# EXERCISE INPUT:
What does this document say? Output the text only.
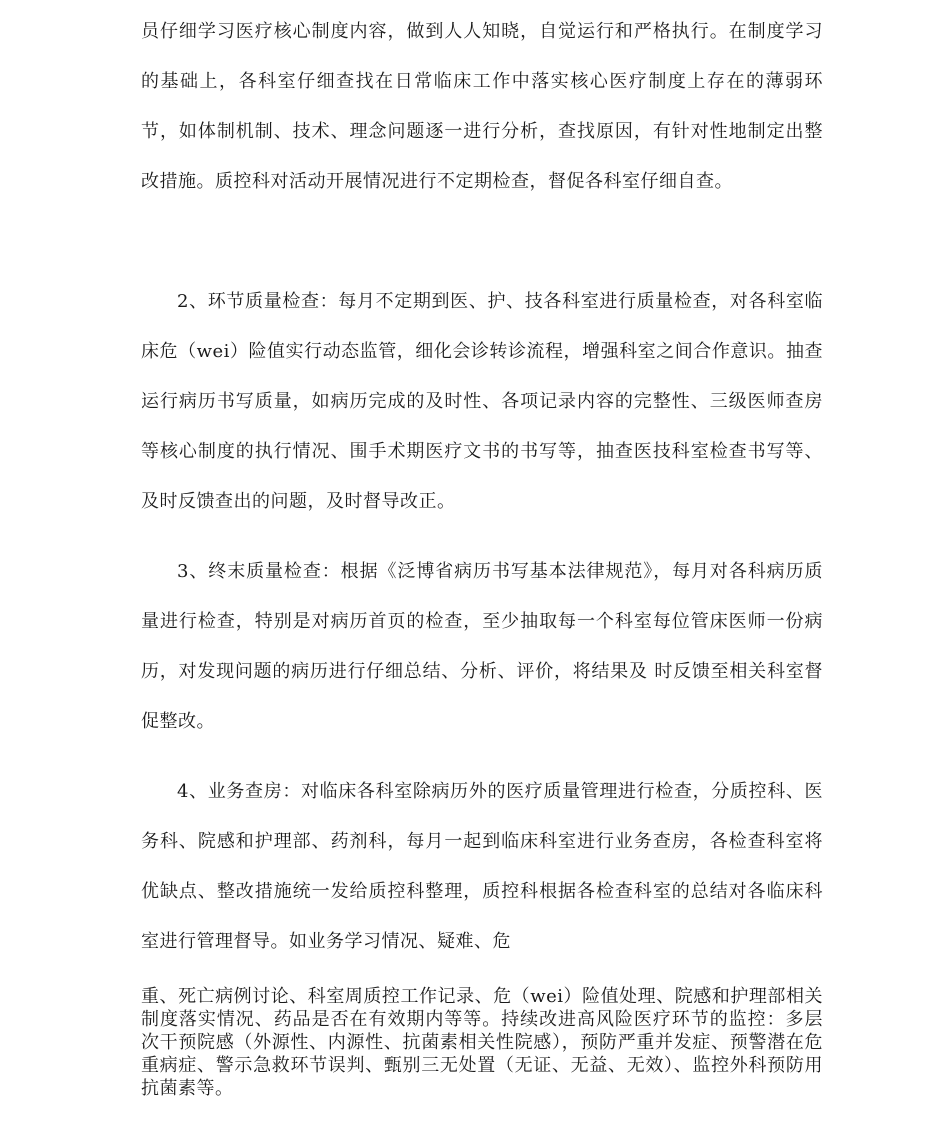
员仔细学习医疗核心制度内容，做到人人知晓，自觉运行和严格执行。在制度学习的基础上，各科室仔细查找在日常临床工作中落实核心医疗制度上存在的薄弱环节，如体制机制、技术、理念问题逐一进行分析，查找原因，有针对性地制定出整改措施。质控科对活动开展情况进行不定期检查，督促各科室仔细自查。

2、环节质量检查：每月不定期到医、护、技各科室进行质量检查，对各科室临床危（wei）险值实行动态监管，细化会诊转诊流程，增强科室之间合作意识。抽查运行病历书写质量，如病历完成的及时性、各项记录内容的完整性、三级医师查房等核心制度的执行情况、围手术期医疗文书的书写等，抽查医技科室检查书写等、及时反馈查出的问题，及时督导改正。

3、终末质量检查：根据《泛博省病历书写基本法律规范》，每月对各科病历质量进行检查，特别是对病历首页的检查，至少抽取每一个科室每位管床医师一份病历，对发现问题的病历进行仔细总结、分析、评价，将结果及 时反馈至相关科室督促整改。

4、业务查房：对临床各科室除病历外的医疗质量管理进行检查，分质控科、医务科、院感和护理部、药剂科，每月一起到临床科室进行业务查房，各检查科室将优缺点、整改措施统一发给质控科整理，质控科根据各检查科室的总结对各临床科室进行管理督导。如业务学习情况、疑难、危

重、死亡病例讨论、科室周质控工作记录、危（wei）险值处理、院感和护理部相关制度落实情况、药品是否在有效期内等等。持续改进高风险医疗环节的监控：多层次干预院感（外源性、内源性、抗菌素相关性院感），预防严重并发症、预警潜在危重病症、警示急救环节误判、甄别三无处置（无证、无益、无效）、监控外科预防用抗菌素等。
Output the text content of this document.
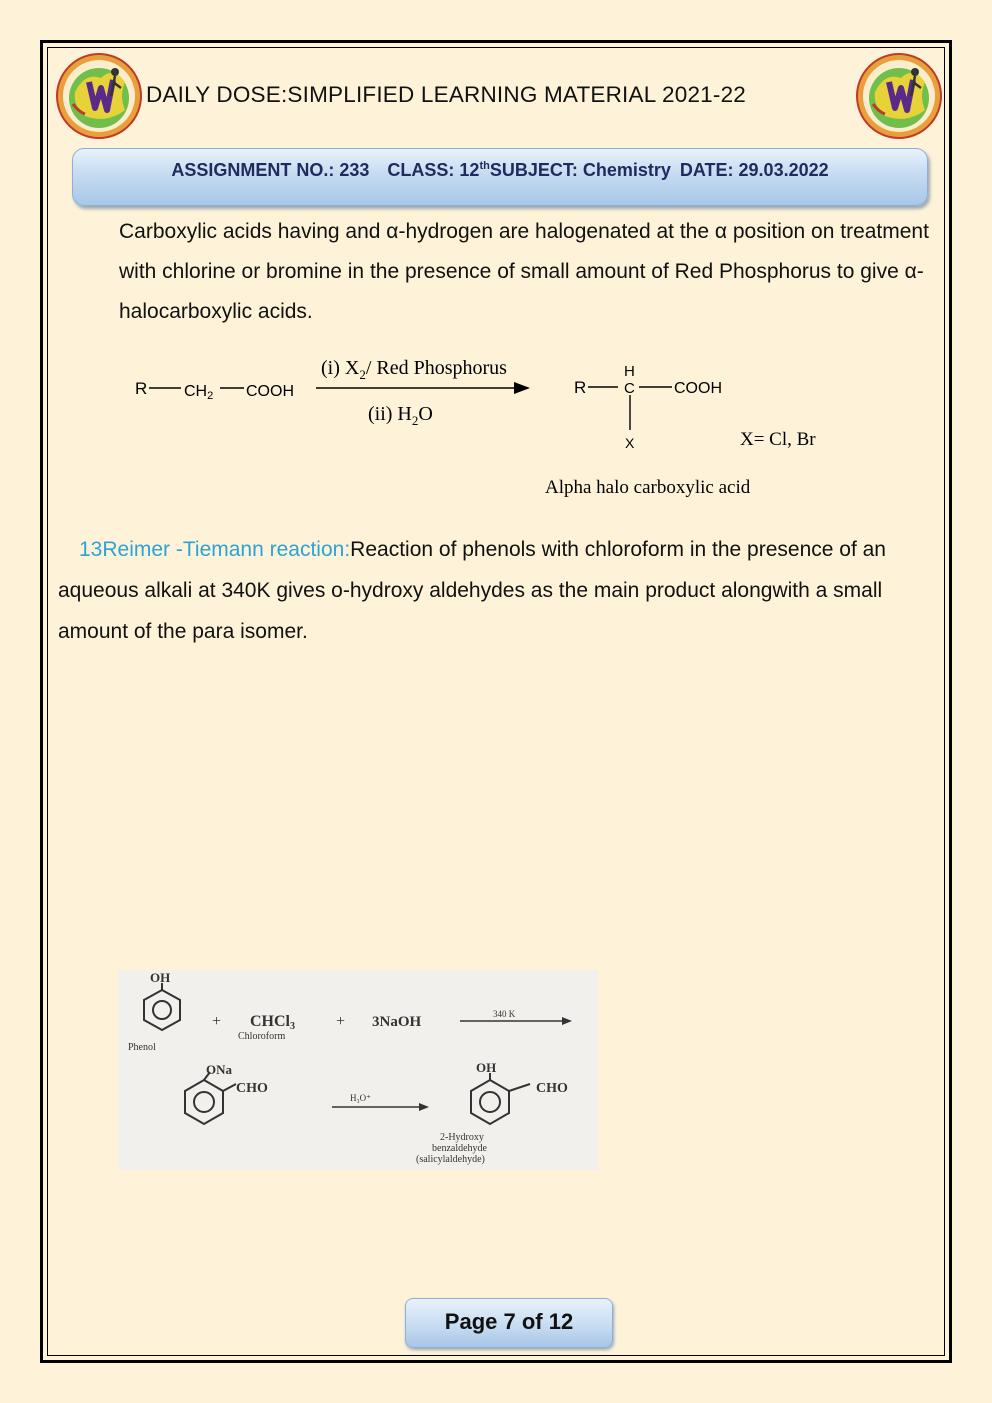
DAILY DOSE:SIMPLIFIED LEARNING MATERIAL 2021-22
ASSIGNMENT NO.: 233 CLASS: 12thSUBJECT: Chemistry DATE: 29.03.2022
Carboxylic acids having and α-hydrogen are halogenated at the α position on treatment with chlorine or bromine in the presence of small amount of Red Phosphorus to give α-halocarboxylic acids.
R CH2 COOH
(i) $X_2/$ Red Phosphorus
(ii) $H_2O$
R
H
C COOH
X	X= Cl, Br
Alpha halo carboxylic acid
13Reimer -Tiemann reaction:Reaction of phenols with chloroform in the presence of an aqueous alkali at 340K gives o-hydroxy aldehydes as the main product alongwith a small amount of the para isomer.
OH
Phenol
+ CHCl3
Chloroform
+ 3NaOH	340 K
ONa
CHO
H₃O⁺
OH
CHO
2-Hydroxy
benzaldehyde
(salicylaldehyde)
Page 7 of 12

# AIM OF THE TASK:
Say only how many lines in the records carry the word "with".

# SOLUTION:
2